Work to complete:
Count how many lines of the material contain the string "screenshot", then give that number and nothing more.

Data entries for graphics:
__________________________________________________
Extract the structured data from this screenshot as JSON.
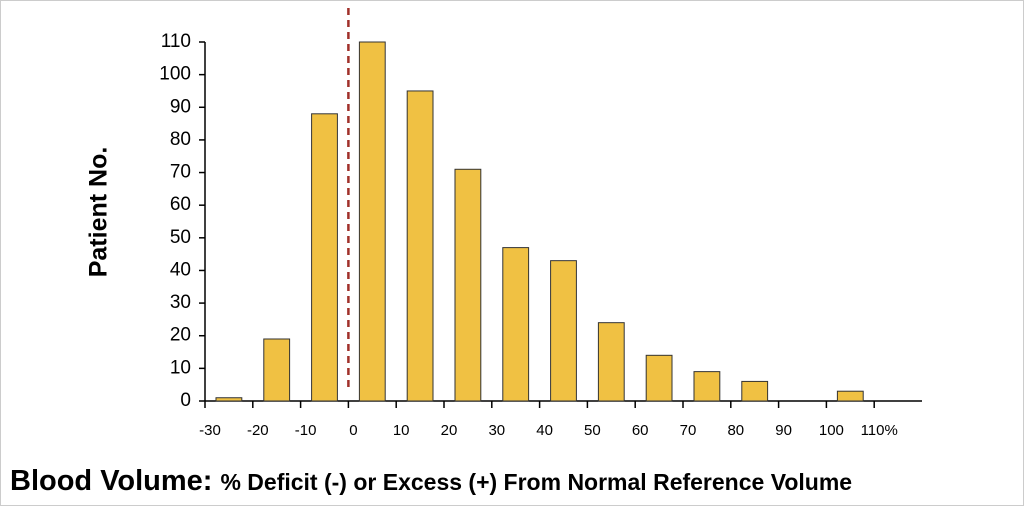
{
  "chart_data": {
    "type": "histogram",
    "ylabel": "Patient No.",
    "xlabel": [
      "Blood Volume:",
      "% Deficit (-) or Excess (+) From Normal Reference Volume"
    ],
    "bins": [
      -30,
      -20,
      -10,
      0,
      10,
      20,
      30,
      40,
      50,
      60,
      70,
      80,
      90,
      100,
      110
    ],
    "values": [
      1,
      19,
      88,
      110,
      95,
      71,
      47,
      43,
      24,
      14,
      9,
      6,
      0,
      3
    ],
    "color": "#f0c143",
    "edge_color": "#333333",
    "xlim": [
      -30,
      120
    ],
    "ylim": [
      0,
      110
    ],
    "xticks": [
      -30,
      -20,
      -10,
      0,
      10,
      20,
      30,
      40,
      50,
      60,
      70,
      80,
      90,
      100,
      {
        "value": 110,
        "label": "110%"
      }
    ],
    "yticks": [
      0,
      10,
      20,
      30,
      40,
      50,
      60,
      70,
      80,
      90,
      100,
      110
    ],
    "reference_line": {
      "x": 0,
      "color": "#a0302a"
    }
  }
}
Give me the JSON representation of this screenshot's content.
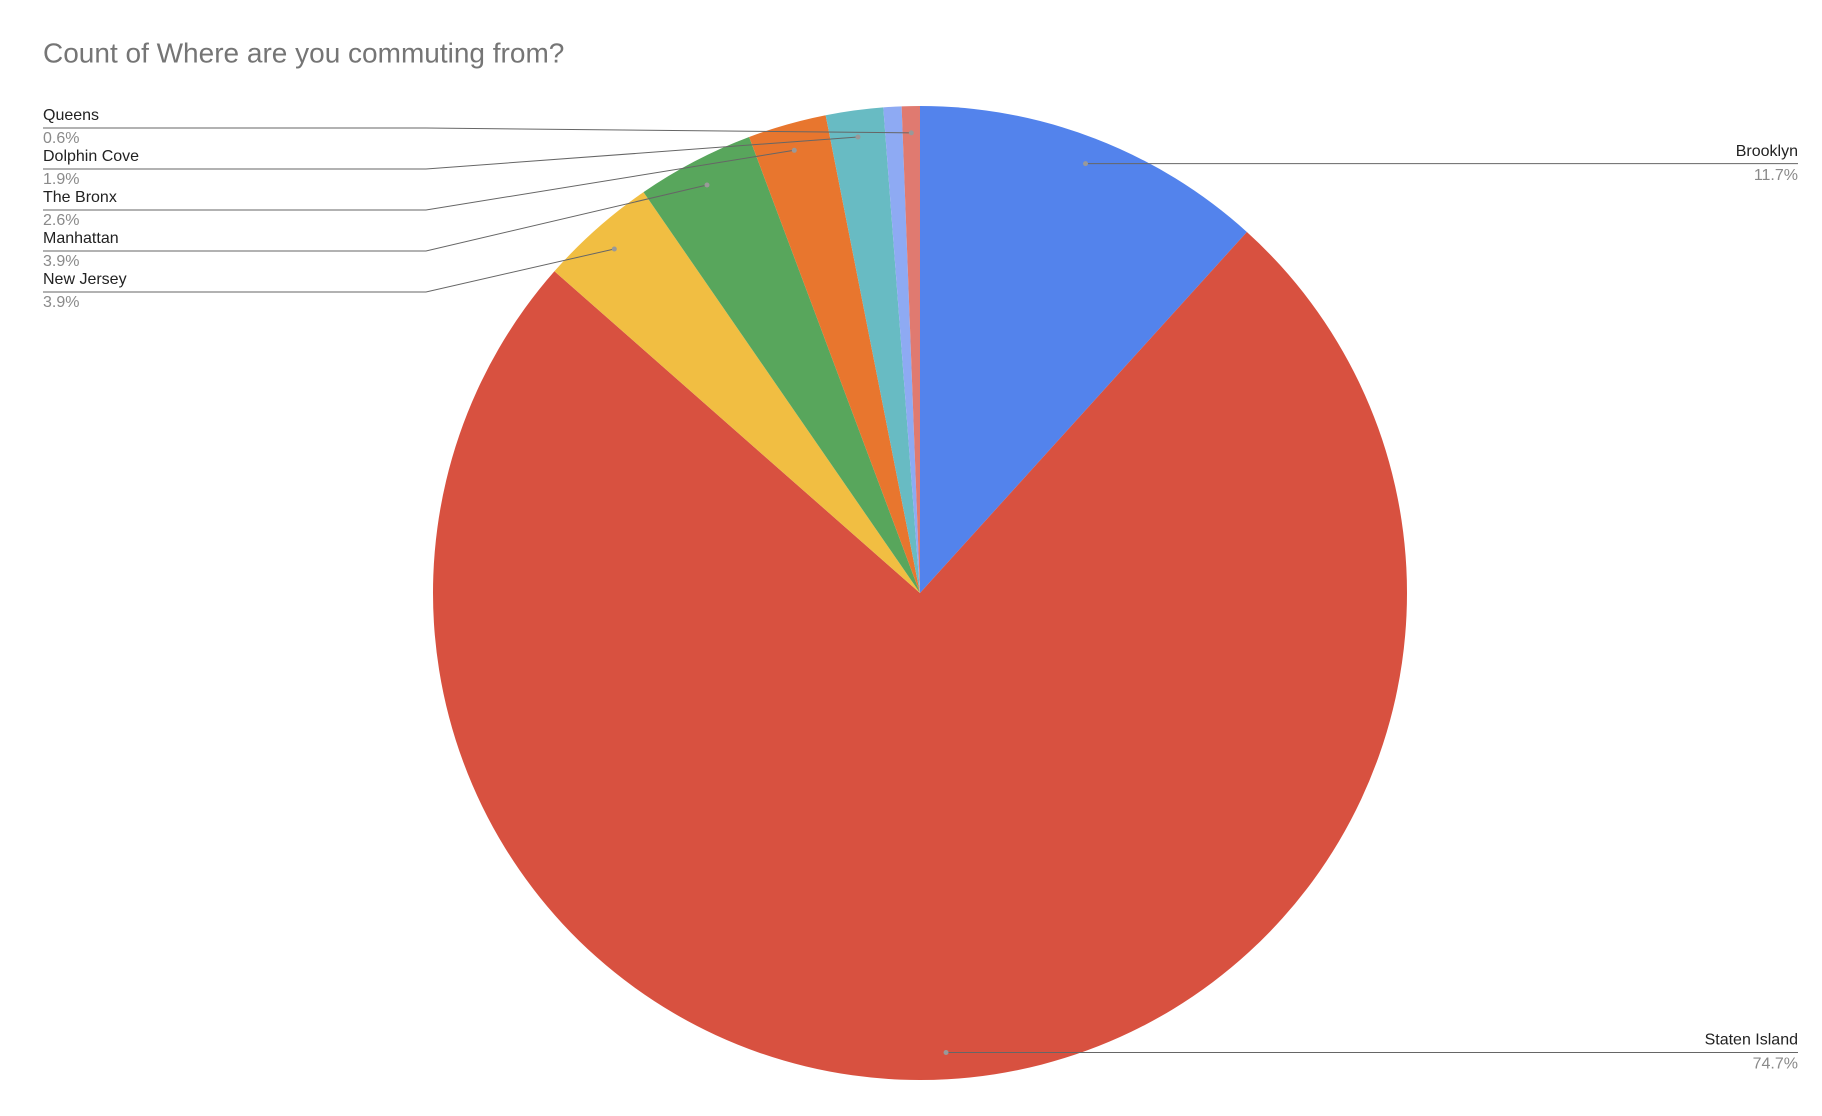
{
  "chart_data": {
    "type": "pie",
    "title": "Count of Where are you commuting from?",
    "categories": [
      "Brooklyn",
      "Staten Island",
      "New Jersey",
      "Manhattan",
      "The Bronx",
      "Dolphin Cove",
      null,
      "Queens"
    ],
    "values": [
      11.7,
      74.7,
      3.9,
      3.9,
      2.6,
      1.9,
      0.6,
      0.6
    ],
    "value_labels": [
      "11.7%",
      "74.7%",
      "3.9%",
      "3.9%",
      "2.6%",
      "1.9%",
      null,
      "0.6%"
    ],
    "colors": [
      "#5383ec",
      "#d85140",
      "#f1be42",
      "#58a65c",
      "#e8762e",
      "#68bbc3",
      "#8eaaf3",
      "#e07a70"
    ]
  }
}
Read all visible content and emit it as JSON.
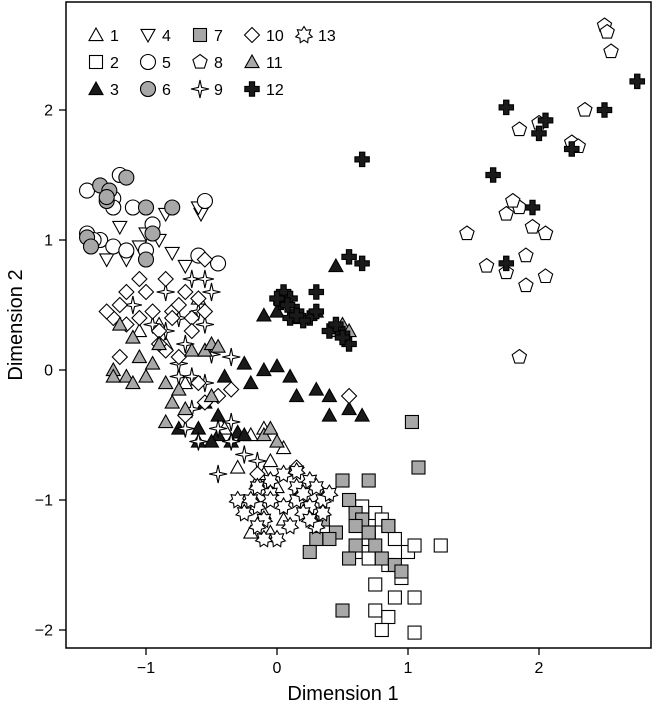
{
  "chart_data": {
    "type": "scatter",
    "title": "",
    "xlabel": "Dimension 1",
    "ylabel": "Dimension 2",
    "xlim": [
      -1.6,
      2.8
    ],
    "ylim": [
      -2.15,
      2.8
    ],
    "xticks": [
      -1,
      0,
      1,
      2
    ],
    "yticks": [
      -2,
      -1,
      0,
      1,
      2
    ],
    "xtick_labels": [
      "−1",
      "0",
      "1",
      "2"
    ],
    "ytick_labels": [
      "−2",
      "−1",
      "0",
      "1",
      "2"
    ],
    "grid": false,
    "legend_position": "top-left",
    "colors": {
      "black": "#1a1a1a",
      "gray": "#a8a8a8",
      "white": "#ffffff",
      "stroke": "#000000"
    },
    "series": [
      {
        "name": "1",
        "marker": "triangle",
        "fill": "white",
        "points": [
          [
            -1.05,
            0.3
          ],
          [
            -0.9,
            0.35
          ],
          [
            -0.6,
            0.55
          ],
          [
            -0.85,
            0.2
          ],
          [
            -0.55,
            0.15
          ],
          [
            -0.7,
            -0.1
          ],
          [
            -0.4,
            -0.45
          ],
          [
            -0.2,
            -0.5
          ],
          [
            -0.1,
            -0.45
          ],
          [
            0.05,
            -0.6
          ],
          [
            -0.05,
            -0.7
          ],
          [
            -0.3,
            -0.75
          ],
          [
            -0.15,
            -0.85
          ],
          [
            -0.1,
            -1.1
          ],
          [
            -0.2,
            -1.25
          ],
          [
            -0.1,
            -0.8
          ],
          [
            0.05,
            -1.15
          ],
          [
            -0.05,
            -1.25
          ],
          [
            0.0,
            -0.9
          ]
        ]
      },
      {
        "name": "2",
        "marker": "square",
        "fill": "white",
        "points": [
          [
            0.6,
            -1.05
          ],
          [
            0.75,
            -1.1
          ],
          [
            0.8,
            -1.15
          ],
          [
            0.7,
            -1.25
          ],
          [
            0.85,
            -1.2
          ],
          [
            0.9,
            -1.3
          ],
          [
            0.6,
            -1.4
          ],
          [
            0.7,
            -1.45
          ],
          [
            0.85,
            -1.5
          ],
          [
            1.0,
            -1.4
          ],
          [
            1.05,
            -1.35
          ],
          [
            1.25,
            -1.35
          ],
          [
            0.95,
            -1.6
          ],
          [
            0.75,
            -1.65
          ],
          [
            0.9,
            -1.75
          ],
          [
            1.05,
            -1.75
          ],
          [
            0.75,
            -1.85
          ],
          [
            0.85,
            -1.9
          ],
          [
            0.8,
            -2.0
          ],
          [
            1.05,
            -2.02
          ],
          [
            0.65,
            -1.05
          ],
          [
            0.7,
            -1.3
          ]
        ]
      },
      {
        "name": "3",
        "marker": "triangle",
        "fill": "black",
        "points": [
          [
            0.0,
            0.45
          ],
          [
            -0.1,
            0.42
          ],
          [
            0.15,
            0.4
          ],
          [
            0.3,
            0.45
          ],
          [
            0.45,
            0.8
          ],
          [
            0.0,
            0.03
          ],
          [
            -0.25,
            0.05
          ],
          [
            -0.1,
            0.0
          ],
          [
            0.1,
            -0.05
          ],
          [
            -0.4,
            -0.05
          ],
          [
            -0.2,
            -0.1
          ],
          [
            0.15,
            -0.2
          ],
          [
            0.3,
            -0.15
          ],
          [
            0.4,
            -0.35
          ],
          [
            0.55,
            -0.3
          ],
          [
            0.65,
            -0.35
          ],
          [
            0.4,
            -0.2
          ],
          [
            -0.55,
            -0.25
          ],
          [
            -0.45,
            -0.35
          ],
          [
            -0.6,
            -0.45
          ],
          [
            -0.45,
            -0.5
          ],
          [
            -0.5,
            -0.55
          ],
          [
            -0.35,
            -0.55
          ],
          [
            -0.3,
            -0.48
          ],
          [
            -0.6,
            -0.55
          ],
          [
            -0.75,
            -0.45
          ],
          [
            -0.25,
            -0.5
          ]
        ]
      },
      {
        "name": "4",
        "marker": "triangle-down",
        "fill": "white",
        "points": [
          [
            -1.2,
            1.1
          ],
          [
            -1.0,
            1.05
          ],
          [
            -0.95,
            1.1
          ],
          [
            -0.85,
            1.2
          ],
          [
            -0.58,
            1.2
          ],
          [
            -0.6,
            1.25
          ],
          [
            -0.9,
            1.0
          ],
          [
            -1.05,
            0.95
          ],
          [
            -0.8,
            0.9
          ],
          [
            -0.7,
            0.8
          ],
          [
            -1.15,
            0.85
          ],
          [
            -1.3,
            0.85
          ]
        ]
      },
      {
        "name": "5",
        "marker": "circle",
        "fill": "white",
        "points": [
          [
            -1.45,
            1.38
          ],
          [
            -1.2,
            1.5
          ],
          [
            -1.25,
            1.32
          ],
          [
            -1.1,
            1.25
          ],
          [
            -1.25,
            1.25
          ],
          [
            -1.35,
            1.0
          ],
          [
            -1.25,
            0.95
          ],
          [
            -1.15,
            0.92
          ],
          [
            -1.0,
            0.92
          ],
          [
            -0.55,
            1.3
          ],
          [
            -0.95,
            1.12
          ],
          [
            -1.45,
            1.05
          ],
          [
            -1.4,
            1.0
          ],
          [
            -0.45,
            0.82
          ],
          [
            -0.6,
            0.88
          ]
        ]
      },
      {
        "name": "6",
        "marker": "circle",
        "fill": "gray",
        "points": [
          [
            -1.35,
            1.42
          ],
          [
            -1.28,
            1.38
          ],
          [
            -1.15,
            1.48
          ],
          [
            -1.3,
            1.3
          ],
          [
            -0.8,
            1.25
          ],
          [
            -1.0,
            1.25
          ],
          [
            -1.45,
            1.02
          ],
          [
            -1.0,
            0.85
          ],
          [
            -0.95,
            1.05
          ],
          [
            -1.3,
            1.33
          ],
          [
            -1.42,
            0.95
          ]
        ]
      },
      {
        "name": "7",
        "marker": "square",
        "fill": "gray",
        "points": [
          [
            1.03,
            -0.4
          ],
          [
            1.08,
            -0.75
          ],
          [
            0.5,
            -0.85
          ],
          [
            0.55,
            -1.0
          ],
          [
            0.6,
            -1.1
          ],
          [
            0.65,
            -1.15
          ],
          [
            0.35,
            -1.15
          ],
          [
            0.45,
            -1.25
          ],
          [
            0.3,
            -1.3
          ],
          [
            0.25,
            -1.4
          ],
          [
            0.6,
            -1.35
          ],
          [
            0.75,
            -1.35
          ],
          [
            0.8,
            -1.45
          ],
          [
            0.9,
            -1.5
          ],
          [
            0.95,
            -1.55
          ],
          [
            0.55,
            -1.45
          ],
          [
            0.5,
            -1.85
          ],
          [
            0.6,
            -1.2
          ],
          [
            0.7,
            -1.25
          ],
          [
            0.4,
            -1.3
          ],
          [
            0.85,
            -1.2
          ],
          [
            0.7,
            -0.85
          ]
        ]
      },
      {
        "name": "8",
        "marker": "pentagon",
        "fill": "white",
        "points": [
          [
            2.5,
            2.65
          ],
          [
            2.55,
            2.45
          ],
          [
            2.52,
            2.6
          ],
          [
            2.35,
            2.0
          ],
          [
            2.25,
            1.75
          ],
          [
            2.3,
            1.72
          ],
          [
            1.85,
            1.85
          ],
          [
            2.0,
            1.9
          ],
          [
            1.75,
            1.2
          ],
          [
            1.85,
            1.25
          ],
          [
            1.95,
            1.1
          ],
          [
            1.9,
            0.88
          ],
          [
            2.05,
            1.05
          ],
          [
            1.45,
            1.05
          ],
          [
            1.6,
            0.8
          ],
          [
            1.75,
            0.75
          ],
          [
            1.9,
            0.65
          ],
          [
            2.05,
            0.72
          ],
          [
            1.85,
            0.1
          ],
          [
            1.8,
            1.3
          ]
        ]
      },
      {
        "name": "9",
        "marker": "star4",
        "fill": "white",
        "points": [
          [
            -1.1,
            0.5
          ],
          [
            -0.85,
            0.6
          ],
          [
            -0.75,
            0.4
          ],
          [
            -0.6,
            0.45
          ],
          [
            -0.85,
            0.3
          ],
          [
            -0.7,
            0.2
          ],
          [
            -0.75,
            -0.05
          ],
          [
            -0.65,
            -0.05
          ],
          [
            -0.55,
            -0.1
          ],
          [
            -0.65,
            -0.3
          ],
          [
            -0.7,
            -0.45
          ],
          [
            -0.45,
            -0.45
          ],
          [
            -0.35,
            -0.55
          ],
          [
            -0.45,
            -0.8
          ],
          [
            -0.35,
            0.1
          ],
          [
            -0.5,
            0.12
          ],
          [
            -0.6,
            -0.55
          ],
          [
            -0.75,
            0.05
          ],
          [
            -0.95,
            0.35
          ],
          [
            -0.55,
            0.35
          ],
          [
            -0.35,
            -0.4
          ],
          [
            -0.5,
            0.6
          ],
          [
            -0.65,
            0.7
          ],
          [
            -0.55,
            0.7
          ],
          [
            -0.25,
            -0.65
          ],
          [
            -0.15,
            -0.7
          ]
        ]
      },
      {
        "name": "10",
        "marker": "diamond",
        "fill": "white",
        "points": [
          [
            -0.55,
            0.85
          ],
          [
            -0.6,
            0.55
          ],
          [
            -0.7,
            0.6
          ],
          [
            -0.85,
            0.7
          ],
          [
            -1.0,
            0.6
          ],
          [
            -1.05,
            0.7
          ],
          [
            -1.15,
            0.6
          ],
          [
            -1.2,
            0.5
          ],
          [
            -1.25,
            0.4
          ],
          [
            -1.15,
            0.35
          ],
          [
            -1.05,
            0.4
          ],
          [
            -0.95,
            0.45
          ],
          [
            -0.8,
            0.45
          ],
          [
            -0.75,
            0.5
          ],
          [
            -1.3,
            0.45
          ],
          [
            -1.2,
            0.1
          ],
          [
            -0.85,
            0.15
          ],
          [
            -0.75,
            0.1
          ],
          [
            -0.6,
            -0.1
          ],
          [
            -0.7,
            -0.35
          ],
          [
            -0.55,
            -0.25
          ],
          [
            -0.45,
            -0.2
          ],
          [
            -0.35,
            -0.15
          ],
          [
            0.55,
            -0.2
          ],
          [
            0.15,
            -0.75
          ],
          [
            -0.15,
            -0.8
          ],
          [
            -0.65,
            0.4
          ],
          [
            -0.9,
            0.3
          ],
          [
            -0.8,
            0.4
          ],
          [
            -0.9,
            0.2
          ],
          [
            -0.65,
            0.3
          ],
          [
            -0.55,
            0.45
          ]
        ]
      },
      {
        "name": "11",
        "marker": "triangle",
        "fill": "gray",
        "points": [
          [
            -1.2,
            0.35
          ],
          [
            -1.1,
            0.25
          ],
          [
            -1.15,
            -0.05
          ],
          [
            -1.0,
            -0.05
          ],
          [
            -0.95,
            0.05
          ],
          [
            -0.85,
            -0.1
          ],
          [
            -0.75,
            -0.15
          ],
          [
            -0.8,
            -0.25
          ],
          [
            -0.9,
            0.2
          ],
          [
            -1.05,
            0.1
          ],
          [
            -1.1,
            -0.1
          ],
          [
            -1.25,
            0.0
          ],
          [
            -1.25,
            -0.05
          ],
          [
            -0.55,
            0.15
          ],
          [
            -0.5,
            0.2
          ],
          [
            -0.65,
            0.15
          ],
          [
            -0.45,
            0.18
          ],
          [
            -0.85,
            -0.4
          ],
          [
            -0.7,
            -0.3
          ],
          [
            -0.5,
            -0.2
          ],
          [
            0.45,
            0.3
          ],
          [
            0.5,
            0.35
          ],
          [
            0.55,
            0.3
          ],
          [
            -0.1,
            -0.5
          ],
          [
            0.0,
            -0.55
          ],
          [
            -0.05,
            -0.45
          ]
        ]
      },
      {
        "name": "12",
        "marker": "cross",
        "fill": "black",
        "points": [
          [
            2.75,
            2.22
          ],
          [
            2.5,
            2.0
          ],
          [
            2.25,
            1.7
          ],
          [
            1.75,
            2.02
          ],
          [
            2.05,
            1.92
          ],
          [
            2.0,
            1.82
          ],
          [
            0.65,
            1.62
          ],
          [
            1.65,
            1.5
          ],
          [
            1.95,
            1.25
          ],
          [
            1.75,
            0.82
          ],
          [
            0.55,
            0.87
          ],
          [
            0.65,
            0.82
          ],
          [
            0.05,
            0.6
          ],
          [
            0.1,
            0.55
          ],
          [
            0.1,
            0.4
          ],
          [
            0.15,
            0.45
          ],
          [
            0.3,
            0.6
          ],
          [
            0.25,
            0.4
          ],
          [
            0.3,
            0.45
          ],
          [
            0.4,
            0.3
          ],
          [
            0.5,
            0.28
          ],
          [
            0.45,
            0.35
          ],
          [
            0.55,
            0.2
          ],
          [
            0.5,
            0.25
          ],
          [
            0.03,
            0.52
          ],
          [
            0.2,
            0.38
          ],
          [
            0.15,
            0.42
          ],
          [
            0.0,
            0.55
          ],
          [
            0.08,
            0.5
          ]
        ]
      },
      {
        "name": "13",
        "marker": "star7",
        "fill": "white",
        "points": [
          [
            -0.05,
            -0.85
          ],
          [
            0.05,
            -0.8
          ],
          [
            0.15,
            -0.9
          ],
          [
            0.25,
            -0.85
          ],
          [
            0.3,
            -0.9
          ],
          [
            0.35,
            -1.0
          ],
          [
            0.25,
            -1.05
          ],
          [
            0.15,
            -1.0
          ],
          [
            0.05,
            -1.05
          ],
          [
            -0.05,
            -0.95
          ],
          [
            -0.15,
            -1.05
          ],
          [
            -0.25,
            -1.1
          ],
          [
            -0.1,
            -1.15
          ],
          [
            0.2,
            -1.1
          ],
          [
            0.3,
            -1.2
          ],
          [
            0.1,
            -1.2
          ],
          [
            0.0,
            -1.3
          ],
          [
            -0.1,
            -1.3
          ],
          [
            -0.15,
            -1.2
          ],
          [
            0.35,
            -1.1
          ],
          [
            0.2,
            -0.95
          ],
          [
            0.4,
            -0.95
          ],
          [
            0.25,
            -1.15
          ],
          [
            -0.3,
            -1.0
          ],
          [
            0.15,
            -0.78
          ],
          [
            -0.05,
            -1.0
          ],
          [
            -0.2,
            -1.0
          ],
          [
            -0.15,
            -0.9
          ]
        ]
      }
    ]
  }
}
__________________________________________________
Full solution:
2